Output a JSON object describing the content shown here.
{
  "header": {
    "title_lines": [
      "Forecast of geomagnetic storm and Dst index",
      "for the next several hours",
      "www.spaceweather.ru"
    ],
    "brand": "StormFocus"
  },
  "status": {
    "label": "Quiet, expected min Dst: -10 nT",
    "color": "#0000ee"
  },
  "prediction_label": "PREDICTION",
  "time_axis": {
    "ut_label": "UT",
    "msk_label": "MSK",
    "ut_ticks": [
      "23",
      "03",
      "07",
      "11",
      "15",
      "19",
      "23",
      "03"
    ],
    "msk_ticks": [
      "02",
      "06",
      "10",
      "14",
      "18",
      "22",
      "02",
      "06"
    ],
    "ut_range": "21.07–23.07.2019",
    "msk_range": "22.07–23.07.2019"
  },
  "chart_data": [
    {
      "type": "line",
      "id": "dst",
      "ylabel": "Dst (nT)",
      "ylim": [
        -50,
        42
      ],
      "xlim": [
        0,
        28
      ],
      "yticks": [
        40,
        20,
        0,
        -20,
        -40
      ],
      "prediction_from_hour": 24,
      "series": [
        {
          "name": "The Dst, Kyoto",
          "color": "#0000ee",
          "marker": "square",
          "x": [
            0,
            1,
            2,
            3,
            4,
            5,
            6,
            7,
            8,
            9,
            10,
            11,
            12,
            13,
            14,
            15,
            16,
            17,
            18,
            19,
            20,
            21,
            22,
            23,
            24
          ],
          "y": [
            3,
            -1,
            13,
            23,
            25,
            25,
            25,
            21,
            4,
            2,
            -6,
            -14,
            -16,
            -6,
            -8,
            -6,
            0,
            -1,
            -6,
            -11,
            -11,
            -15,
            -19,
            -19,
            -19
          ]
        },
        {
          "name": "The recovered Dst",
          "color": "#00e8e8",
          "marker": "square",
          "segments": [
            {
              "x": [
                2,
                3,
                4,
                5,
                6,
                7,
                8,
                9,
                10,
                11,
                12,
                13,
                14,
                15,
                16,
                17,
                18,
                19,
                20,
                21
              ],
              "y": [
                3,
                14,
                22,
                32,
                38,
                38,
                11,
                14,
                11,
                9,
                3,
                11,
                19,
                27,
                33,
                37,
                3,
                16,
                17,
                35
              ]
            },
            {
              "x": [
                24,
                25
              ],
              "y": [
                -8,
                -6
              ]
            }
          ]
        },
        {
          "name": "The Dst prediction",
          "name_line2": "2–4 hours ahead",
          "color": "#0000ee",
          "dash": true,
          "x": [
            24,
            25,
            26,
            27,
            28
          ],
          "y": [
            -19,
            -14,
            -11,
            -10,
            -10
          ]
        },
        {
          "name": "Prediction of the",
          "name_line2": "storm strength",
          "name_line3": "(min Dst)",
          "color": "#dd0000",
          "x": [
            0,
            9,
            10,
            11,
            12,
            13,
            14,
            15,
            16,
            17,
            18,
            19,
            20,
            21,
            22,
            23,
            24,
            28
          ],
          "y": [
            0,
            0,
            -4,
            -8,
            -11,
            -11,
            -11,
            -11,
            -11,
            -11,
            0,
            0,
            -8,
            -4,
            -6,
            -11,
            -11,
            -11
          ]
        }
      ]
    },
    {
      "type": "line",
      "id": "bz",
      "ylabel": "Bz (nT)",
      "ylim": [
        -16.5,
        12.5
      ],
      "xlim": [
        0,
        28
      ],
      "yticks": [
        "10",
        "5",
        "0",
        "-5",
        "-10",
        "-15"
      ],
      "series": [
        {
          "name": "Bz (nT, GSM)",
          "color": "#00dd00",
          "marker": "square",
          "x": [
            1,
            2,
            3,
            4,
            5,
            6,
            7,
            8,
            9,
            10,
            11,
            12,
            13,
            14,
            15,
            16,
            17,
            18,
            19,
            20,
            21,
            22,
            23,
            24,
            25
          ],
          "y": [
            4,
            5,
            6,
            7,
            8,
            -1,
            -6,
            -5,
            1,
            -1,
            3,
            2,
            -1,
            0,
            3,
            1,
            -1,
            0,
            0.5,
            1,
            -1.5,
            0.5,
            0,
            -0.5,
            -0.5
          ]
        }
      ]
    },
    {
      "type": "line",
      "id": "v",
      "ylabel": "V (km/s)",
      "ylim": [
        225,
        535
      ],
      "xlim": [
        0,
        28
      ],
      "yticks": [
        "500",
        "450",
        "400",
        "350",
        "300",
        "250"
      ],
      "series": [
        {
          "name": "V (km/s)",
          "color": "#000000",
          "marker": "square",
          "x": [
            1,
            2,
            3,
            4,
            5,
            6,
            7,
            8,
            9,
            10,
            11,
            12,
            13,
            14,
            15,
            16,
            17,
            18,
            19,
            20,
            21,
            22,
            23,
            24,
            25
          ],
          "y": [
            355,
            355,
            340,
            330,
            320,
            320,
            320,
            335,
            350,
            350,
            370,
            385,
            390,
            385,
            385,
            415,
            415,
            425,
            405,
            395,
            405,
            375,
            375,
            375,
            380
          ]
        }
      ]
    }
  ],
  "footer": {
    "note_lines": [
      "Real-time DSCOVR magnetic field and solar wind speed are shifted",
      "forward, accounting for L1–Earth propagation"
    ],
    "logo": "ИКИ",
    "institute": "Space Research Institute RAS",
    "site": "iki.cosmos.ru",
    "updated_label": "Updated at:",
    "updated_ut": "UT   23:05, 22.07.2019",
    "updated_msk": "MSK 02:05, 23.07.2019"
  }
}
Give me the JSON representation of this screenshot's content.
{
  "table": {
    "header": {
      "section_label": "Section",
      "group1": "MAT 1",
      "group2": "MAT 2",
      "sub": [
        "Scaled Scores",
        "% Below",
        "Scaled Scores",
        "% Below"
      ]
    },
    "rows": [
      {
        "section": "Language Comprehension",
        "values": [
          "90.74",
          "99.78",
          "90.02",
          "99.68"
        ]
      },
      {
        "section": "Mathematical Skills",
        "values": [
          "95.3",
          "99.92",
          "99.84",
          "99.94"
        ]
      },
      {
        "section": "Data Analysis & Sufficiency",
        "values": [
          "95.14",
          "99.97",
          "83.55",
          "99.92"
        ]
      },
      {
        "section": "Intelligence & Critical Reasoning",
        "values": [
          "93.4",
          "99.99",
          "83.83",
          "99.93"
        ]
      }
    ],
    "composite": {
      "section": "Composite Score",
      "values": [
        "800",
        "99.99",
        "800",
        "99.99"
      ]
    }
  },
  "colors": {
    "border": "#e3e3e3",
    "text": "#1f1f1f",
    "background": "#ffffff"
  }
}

--------------------------------

- _Exercise description_: Repeat the data precisely, reproducing every entry.

- _Complete answer_:
Output a JSON object describing the content shown here.
{
  "header": {
    "title_lines": [
      "Forecast of geomagnetic storm and Dst index",
      "for the next several hours",
      "www.spaceweather.ru"
    ],
    "brand": "StormFocus"
  },
  "status": {
    "label": "Quiet, expected min Dst: -10 nT",
    "color": "#0000ee"
  },
  "prediction_label": "PREDICTION",
  "time_axis": {
    "ut_label": "UT",
    "msk_label": "MSK",
    "ut_ticks": [
      "23",
      "03",
      "07",
      "11",
      "15",
      "19",
      "23",
      "03"
    ],
    "msk_ticks": [
      "02",
      "06",
      "10",
      "14",
      "18",
      "22",
      "02",
      "06"
    ],
    "ut_range": "21.07–23.07.2019",
    "msk_range": "22.07–23.07.2019"
  },
  "chart_data": [
    {
      "type": "line",
      "id": "dst",
      "ylabel": "Dst (nT)",
      "ylim": [
        -50,
        42
      ],
      "xlim": [
        0,
        28
      ],
      "yticks": [
        40,
        20,
        0,
        -20,
        -40
      ],
      "prediction_from_hour": 24,
      "series": [
        {
          "name": "The Dst, Kyoto",
          "color": "#0000ee",
          "marker": "square",
          "x": [
            0,
            1,
            2,
            3,
            4,
            5,
            6,
            7,
            8,
            9,
            10,
            11,
            12,
            13,
            14,
            15,
            16,
            17,
            18,
            19,
            20,
            21,
            22,
            23,
            24
          ],
          "y": [
            3,
            -1,
            13,
            23,
            25,
            25,
            25,
            21,
            4,
            2,
            -6,
            -14,
            -16,
            -6,
            -8,
            -6,
            0,
            -1,
            -6,
            -11,
            -11,
            -15,
            -19,
            -19,
            -19
          ]
        },
        {
          "name": "The recovered Dst",
          "color": "#00e8e8",
          "marker": "square",
          "segments": [
            {
              "x": [
                2,
                3,
                4,
                5,
                6,
                7,
                8,
                9,
                10,
                11,
                12,
                13,
                14,
                15,
                16,
                17,
                18,
                19,
                20,
                21
              ],
              "y": [
                3,
                14,
                22,
                32,
                38,
                38,
                11,
                14,
                11,
                9,
                3,
                11,
                19,
                27,
                33,
                37,
                3,
                16,
                17,
                35
              ]
            },
            {
              "x": [
                24,
                25
              ],
              "y": [
                -8,
                -6
              ]
            }
          ]
        },
        {
          "name": "The Dst prediction",
          "name_line2": "2–4 hours ahead",
          "color": "#0000ee",
          "dash": true,
          "x": [
            24,
            25,
            26,
            27,
            28
          ],
          "y": [
            -19,
            -14,
            -11,
            -10,
            -10
          ]
        },
        {
          "name": "Prediction of the",
          "name_line2": "storm strength",
          "name_line3": "(min Dst)",
          "color": "#dd0000",
          "x": [
            0,
            9,
            10,
            11,
            12,
            13,
            14,
            15,
            16,
            17,
            18,
            19,
            20,
            21,
            22,
            23,
            24,
            28
          ],
          "y": [
            0,
            0,
            -4,
            -8,
            -11,
            -11,
            -11,
            -11,
            -11,
            -11,
            0,
            0,
            -8,
            -4,
            -6,
            -11,
            -11,
            -11
          ]
        }
      ]
    },
    {
      "type": "line",
      "id": "bz",
      "ylabel": "Bz (nT)",
      "ylim": [
        -16.5,
        12.5
      ],
      "xlim": [
        0,
        28
      ],
      "yticks": [
        "10",
        "5",
        "0",
        "-5",
        "-10",
        "-15"
      ],
      "series": [
        {
          "name": "Bz (nT, GSM)",
          "color": "#00dd00",
          "marker": "square",
          "x": [
            1,
            2,
            3,
            4,
            5,
            6,
            7,
            8,
            9,
            10,
            11,
            12,
            13,
            14,
            15,
            16,
            17,
            18,
            19,
            20,
            21,
            22,
            23,
            24,
            25
          ],
          "y": [
            4,
            5,
            6,
            7,
            8,
            -1,
            -6,
            -5,
            1,
            -1,
            3,
            2,
            -1,
            0,
            3,
            1,
            -1,
            0,
            0.5,
            1,
            -1.5,
            0.5,
            0,
            -0.5,
            -0.5
          ]
        }
      ]
    },
    {
      "type": "line",
      "id": "v",
      "ylabel": "V (km/s)",
      "ylim": [
        225,
        535
      ],
      "xlim": [
        0,
        28
      ],
      "yticks": [
        "500",
        "450",
        "400",
        "350",
        "300",
        "250"
      ],
      "series": [
        {
          "name": "V (km/s)",
          "color": "#000000",
          "marker": "square",
          "x": [
            1,
            2,
            3,
            4,
            5,
            6,
            7,
            8,
            9,
            10,
            11,
            12,
            13,
            14,
            15,
            16,
            17,
            18,
            19,
            20,
            21,
            22,
            23,
            24,
            25
          ],
          "y": [
            355,
            355,
            340,
            330,
            320,
            320,
            320,
            335,
            350,
            350,
            370,
            385,
            390,
            385,
            385,
            415,
            415,
            425,
            405,
            395,
            405,
            375,
            375,
            375,
            380
          ]
        }
      ]
    }
  ],
  "footer": {
    "note_lines": [
      "Real-time DSCOVR magnetic field and solar wind speed are shifted",
      "forward, accounting for L1–Earth propagation"
    ],
    "logo": "ИКИ",
    "institute": "Space Research Institute RAS",
    "site": "iki.cosmos.ru",
    "updated_label": "Updated at:",
    "updated_ut": "UT   23:05, 22.07.2019",
    "updated_msk": "MSK 02:05, 23.07.2019"
  }
}
Give me the JSON representation of this screenshot's content.
{
  "table": {
    "header": {
      "section_label": "Section",
      "group1": "MAT 1",
      "group2": "MAT 2",
      "sub": [
        "Scaled Scores",
        "% Below",
        "Scaled Scores",
        "% Below"
      ]
    },
    "rows": [
      {
        "section": "Language Comprehension",
        "values": [
          "90.74",
          "99.78",
          "90.02",
          "99.68"
        ]
      },
      {
        "section": "Mathematical Skills",
        "values": [
          "95.3",
          "99.92",
          "99.84",
          "99.94"
        ]
      },
      {
        "section": "Data Analysis & Sufficiency",
        "values": [
          "95.14",
          "99.97",
          "83.55",
          "99.92"
        ]
      },
      {
        "section": "Intelligence & Critical Reasoning",
        "values": [
          "93.4",
          "99.99",
          "83.83",
          "99.93"
        ]
      }
    ],
    "composite": {
      "section": "Composite Score",
      "values": [
        "800",
        "99.99",
        "800",
        "99.99"
      ]
    }
  },
  "colors": {
    "border": "#e3e3e3",
    "text": "#1f1f1f",
    "background": "#ffffff"
  }
}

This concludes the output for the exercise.